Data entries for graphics

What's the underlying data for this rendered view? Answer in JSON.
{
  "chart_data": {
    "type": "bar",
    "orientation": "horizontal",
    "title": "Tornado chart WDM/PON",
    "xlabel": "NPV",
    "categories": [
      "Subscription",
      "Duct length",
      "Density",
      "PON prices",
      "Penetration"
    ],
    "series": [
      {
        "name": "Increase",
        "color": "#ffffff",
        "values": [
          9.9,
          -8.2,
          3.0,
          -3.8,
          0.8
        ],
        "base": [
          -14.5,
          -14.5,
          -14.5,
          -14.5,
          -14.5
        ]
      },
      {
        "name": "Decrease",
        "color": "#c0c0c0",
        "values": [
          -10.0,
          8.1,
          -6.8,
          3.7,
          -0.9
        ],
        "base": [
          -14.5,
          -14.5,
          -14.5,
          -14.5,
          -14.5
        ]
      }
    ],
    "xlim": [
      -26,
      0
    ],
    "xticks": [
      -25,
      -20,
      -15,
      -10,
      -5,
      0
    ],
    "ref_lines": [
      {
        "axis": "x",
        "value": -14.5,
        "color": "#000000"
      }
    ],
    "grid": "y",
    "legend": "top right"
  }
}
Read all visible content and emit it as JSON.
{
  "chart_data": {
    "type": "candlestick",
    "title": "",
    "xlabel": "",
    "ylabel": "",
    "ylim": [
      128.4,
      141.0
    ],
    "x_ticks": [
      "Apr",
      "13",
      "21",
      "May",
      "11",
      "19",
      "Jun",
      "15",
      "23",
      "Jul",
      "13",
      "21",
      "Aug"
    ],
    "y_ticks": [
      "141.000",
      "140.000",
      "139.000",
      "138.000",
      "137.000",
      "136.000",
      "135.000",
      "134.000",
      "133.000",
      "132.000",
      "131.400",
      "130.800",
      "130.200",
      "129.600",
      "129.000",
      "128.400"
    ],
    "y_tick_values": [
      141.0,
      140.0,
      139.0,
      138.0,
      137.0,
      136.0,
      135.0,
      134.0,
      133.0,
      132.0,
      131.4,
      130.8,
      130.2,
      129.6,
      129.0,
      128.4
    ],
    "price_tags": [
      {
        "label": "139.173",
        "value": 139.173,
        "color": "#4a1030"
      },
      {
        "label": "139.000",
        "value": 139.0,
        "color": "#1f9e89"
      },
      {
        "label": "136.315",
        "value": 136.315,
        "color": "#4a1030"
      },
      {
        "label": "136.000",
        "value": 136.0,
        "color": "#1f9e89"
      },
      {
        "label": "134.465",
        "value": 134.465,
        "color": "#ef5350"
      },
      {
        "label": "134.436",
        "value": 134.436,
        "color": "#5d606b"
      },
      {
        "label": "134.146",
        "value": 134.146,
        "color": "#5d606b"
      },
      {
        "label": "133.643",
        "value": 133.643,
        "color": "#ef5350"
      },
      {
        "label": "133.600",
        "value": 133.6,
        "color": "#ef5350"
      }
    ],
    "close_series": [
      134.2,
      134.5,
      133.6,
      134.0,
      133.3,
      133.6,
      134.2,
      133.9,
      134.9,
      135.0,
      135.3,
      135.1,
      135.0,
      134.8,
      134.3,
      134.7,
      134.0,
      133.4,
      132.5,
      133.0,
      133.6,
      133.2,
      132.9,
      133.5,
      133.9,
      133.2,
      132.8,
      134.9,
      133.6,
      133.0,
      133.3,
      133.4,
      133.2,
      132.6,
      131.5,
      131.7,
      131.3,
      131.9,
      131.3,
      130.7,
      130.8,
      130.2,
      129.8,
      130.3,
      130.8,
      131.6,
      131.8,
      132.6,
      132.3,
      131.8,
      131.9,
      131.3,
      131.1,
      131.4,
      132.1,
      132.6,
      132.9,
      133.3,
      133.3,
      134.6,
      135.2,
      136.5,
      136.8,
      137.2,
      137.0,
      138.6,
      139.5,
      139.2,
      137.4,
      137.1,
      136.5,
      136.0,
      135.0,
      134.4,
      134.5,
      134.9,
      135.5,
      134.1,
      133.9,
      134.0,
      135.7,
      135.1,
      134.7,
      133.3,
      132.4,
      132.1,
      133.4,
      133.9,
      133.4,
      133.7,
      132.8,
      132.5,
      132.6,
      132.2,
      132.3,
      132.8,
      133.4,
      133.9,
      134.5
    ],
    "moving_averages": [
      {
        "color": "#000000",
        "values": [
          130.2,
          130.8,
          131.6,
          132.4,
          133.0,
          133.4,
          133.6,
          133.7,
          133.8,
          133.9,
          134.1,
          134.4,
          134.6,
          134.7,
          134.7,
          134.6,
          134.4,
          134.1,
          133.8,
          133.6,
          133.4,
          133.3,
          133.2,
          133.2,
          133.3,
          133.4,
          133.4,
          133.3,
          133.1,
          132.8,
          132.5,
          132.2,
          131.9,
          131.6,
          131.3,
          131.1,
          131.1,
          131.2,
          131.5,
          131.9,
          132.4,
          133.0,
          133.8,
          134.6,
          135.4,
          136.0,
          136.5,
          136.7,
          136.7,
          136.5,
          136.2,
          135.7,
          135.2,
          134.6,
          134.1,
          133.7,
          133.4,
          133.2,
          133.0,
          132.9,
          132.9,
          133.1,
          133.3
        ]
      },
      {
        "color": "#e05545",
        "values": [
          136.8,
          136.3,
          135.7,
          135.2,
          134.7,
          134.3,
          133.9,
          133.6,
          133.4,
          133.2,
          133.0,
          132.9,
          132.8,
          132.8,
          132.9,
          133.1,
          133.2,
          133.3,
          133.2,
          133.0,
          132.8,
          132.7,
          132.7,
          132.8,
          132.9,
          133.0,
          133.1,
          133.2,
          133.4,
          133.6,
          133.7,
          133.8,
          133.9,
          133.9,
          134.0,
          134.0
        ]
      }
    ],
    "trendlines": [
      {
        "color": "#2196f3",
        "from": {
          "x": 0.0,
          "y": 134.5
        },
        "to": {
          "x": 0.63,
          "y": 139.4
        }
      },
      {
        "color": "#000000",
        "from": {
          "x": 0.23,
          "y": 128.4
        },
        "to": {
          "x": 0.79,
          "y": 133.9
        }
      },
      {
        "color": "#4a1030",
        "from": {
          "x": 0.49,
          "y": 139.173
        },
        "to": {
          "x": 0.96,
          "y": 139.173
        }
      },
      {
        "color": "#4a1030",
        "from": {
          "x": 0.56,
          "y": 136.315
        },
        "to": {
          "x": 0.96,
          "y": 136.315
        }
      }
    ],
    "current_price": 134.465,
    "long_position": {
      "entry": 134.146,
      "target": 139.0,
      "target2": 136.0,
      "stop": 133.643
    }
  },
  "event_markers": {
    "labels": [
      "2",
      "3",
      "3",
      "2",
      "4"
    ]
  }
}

**Exercise description**
Can you reproduce all the material exactly?

**Expected answer**
What's the underlying data for this rendered view? Answer in JSON.
{
  "chart_data": {
    "type": "bar",
    "orientation": "horizontal",
    "title": "Tornado chart WDM/PON",
    "xlabel": "NPV",
    "categories": [
      "Subscription",
      "Duct length",
      "Density",
      "PON prices",
      "Penetration"
    ],
    "series": [
      {
        "name": "Increase",
        "color": "#ffffff",
        "values": [
          9.9,
          -8.2,
          3.0,
          -3.8,
          0.8
        ],
        "base": [
          -14.5,
          -14.5,
          -14.5,
          -14.5,
          -14.5
        ]
      },
      {
        "name": "Decrease",
        "color": "#c0c0c0",
        "values": [
          -10.0,
          8.1,
          -6.8,
          3.7,
          -0.9
        ],
        "base": [
          -14.5,
          -14.5,
          -14.5,
          -14.5,
          -14.5
        ]
      }
    ],
    "xlim": [
      -26,
      0
    ],
    "xticks": [
      -25,
      -20,
      -15,
      -10,
      -5,
      0
    ],
    "ref_lines": [
      {
        "axis": "x",
        "value": -14.5,
        "color": "#000000"
      }
    ],
    "grid": "y",
    "legend": "top right"
  }
}
Read all visible content and emit it as JSON.
{
  "chart_data": {
    "type": "candlestick",
    "title": "",
    "xlabel": "",
    "ylabel": "",
    "ylim": [
      128.4,
      141.0
    ],
    "x_ticks": [
      "Apr",
      "13",
      "21",
      "May",
      "11",
      "19",
      "Jun",
      "15",
      "23",
      "Jul",
      "13",
      "21",
      "Aug"
    ],
    "y_ticks": [
      "141.000",
      "140.000",
      "139.000",
      "138.000",
      "137.000",
      "136.000",
      "135.000",
      "134.000",
      "133.000",
      "132.000",
      "131.400",
      "130.800",
      "130.200",
      "129.600",
      "129.000",
      "128.400"
    ],
    "y_tick_values": [
      141.0,
      140.0,
      139.0,
      138.0,
      137.0,
      136.0,
      135.0,
      134.0,
      133.0,
      132.0,
      131.4,
      130.8,
      130.2,
      129.6,
      129.0,
      128.4
    ],
    "price_tags": [
      {
        "label": "139.173",
        "value": 139.173,
        "color": "#4a1030"
      },
      {
        "label": "139.000",
        "value": 139.0,
        "color": "#1f9e89"
      },
      {
        "label": "136.315",
        "value": 136.315,
        "color": "#4a1030"
      },
      {
        "label": "136.000",
        "value": 136.0,
        "color": "#1f9e89"
      },
      {
        "label": "134.465",
        "value": 134.465,
        "color": "#ef5350"
      },
      {
        "label": "134.436",
        "value": 134.436,
        "color": "#5d606b"
      },
      {
        "label": "134.146",
        "value": 134.146,
        "color": "#5d606b"
      },
      {
        "label": "133.643",
        "value": 133.643,
        "color": "#ef5350"
      },
      {
        "label": "133.600",
        "value": 133.6,
        "color": "#ef5350"
      }
    ],
    "close_series": [
      134.2,
      134.5,
      133.6,
      134.0,
      133.3,
      133.6,
      134.2,
      133.9,
      134.9,
      135.0,
      135.3,
      135.1,
      135.0,
      134.8,
      134.3,
      134.7,
      134.0,
      133.4,
      132.5,
      133.0,
      133.6,
      133.2,
      132.9,
      133.5,
      133.9,
      133.2,
      132.8,
      134.9,
      133.6,
      133.0,
      133.3,
      133.4,
      133.2,
      132.6,
      131.5,
      131.7,
      131.3,
      131.9,
      131.3,
      130.7,
      130.8,
      130.2,
      129.8,
      130.3,
      130.8,
      131.6,
      131.8,
      132.6,
      132.3,
      131.8,
      131.9,
      131.3,
      131.1,
      131.4,
      132.1,
      132.6,
      132.9,
      133.3,
      133.3,
      134.6,
      135.2,
      136.5,
      136.8,
      137.2,
      137.0,
      138.6,
      139.5,
      139.2,
      137.4,
      137.1,
      136.5,
      136.0,
      135.0,
      134.4,
      134.5,
      134.9,
      135.5,
      134.1,
      133.9,
      134.0,
      135.7,
      135.1,
      134.7,
      133.3,
      132.4,
      132.1,
      133.4,
      133.9,
      133.4,
      133.7,
      132.8,
      132.5,
      132.6,
      132.2,
      132.3,
      132.8,
      133.4,
      133.9,
      134.5
    ],
    "moving_averages": [
      {
        "color": "#000000",
        "values": [
          130.2,
          130.8,
          131.6,
          132.4,
          133.0,
          133.4,
          133.6,
          133.7,
          133.8,
          133.9,
          134.1,
          134.4,
          134.6,
          134.7,
          134.7,
          134.6,
          134.4,
          134.1,
          133.8,
          133.6,
          133.4,
          133.3,
          133.2,
          133.2,
          133.3,
          133.4,
          133.4,
          133.3,
          133.1,
          132.8,
          132.5,
          132.2,
          131.9,
          131.6,
          131.3,
          131.1,
          131.1,
          131.2,
          131.5,
          131.9,
          132.4,
          133.0,
          133.8,
          134.6,
          135.4,
          136.0,
          136.5,
          136.7,
          136.7,
          136.5,
          136.2,
          135.7,
          135.2,
          134.6,
          134.1,
          133.7,
          133.4,
          133.2,
          133.0,
          132.9,
          132.9,
          133.1,
          133.3
        ]
      },
      {
        "color": "#e05545",
        "values": [
          136.8,
          136.3,
          135.7,
          135.2,
          134.7,
          134.3,
          133.9,
          133.6,
          133.4,
          133.2,
          133.0,
          132.9,
          132.8,
          132.8,
          132.9,
          133.1,
          133.2,
          133.3,
          133.2,
          133.0,
          132.8,
          132.7,
          132.7,
          132.8,
          132.9,
          133.0,
          133.1,
          133.2,
          133.4,
          133.6,
          133.7,
          133.8,
          133.9,
          133.9,
          134.0,
          134.0
        ]
      }
    ],
    "trendlines": [
      {
        "color": "#2196f3",
        "from": {
          "x": 0.0,
          "y": 134.5
        },
        "to": {
          "x": 0.63,
          "y": 139.4
        }
      },
      {
        "color": "#000000",
        "from": {
          "x": 0.23,
          "y": 128.4
        },
        "to": {
          "x": 0.79,
          "y": 133.9
        }
      },
      {
        "color": "#4a1030",
        "from": {
          "x": 0.49,
          "y": 139.173
        },
        "to": {
          "x": 0.96,
          "y": 139.173
        }
      },
      {
        "color": "#4a1030",
        "from": {
          "x": 0.56,
          "y": 136.315
        },
        "to": {
          "x": 0.96,
          "y": 136.315
        }
      }
    ],
    "current_price": 134.465,
    "long_position": {
      "entry": 134.146,
      "target": 139.0,
      "target2": 136.0,
      "stop": 133.643
    }
  },
  "event_markers": {
    "labels": [
      "2",
      "3",
      "3",
      "2",
      "4"
    ]
  }
}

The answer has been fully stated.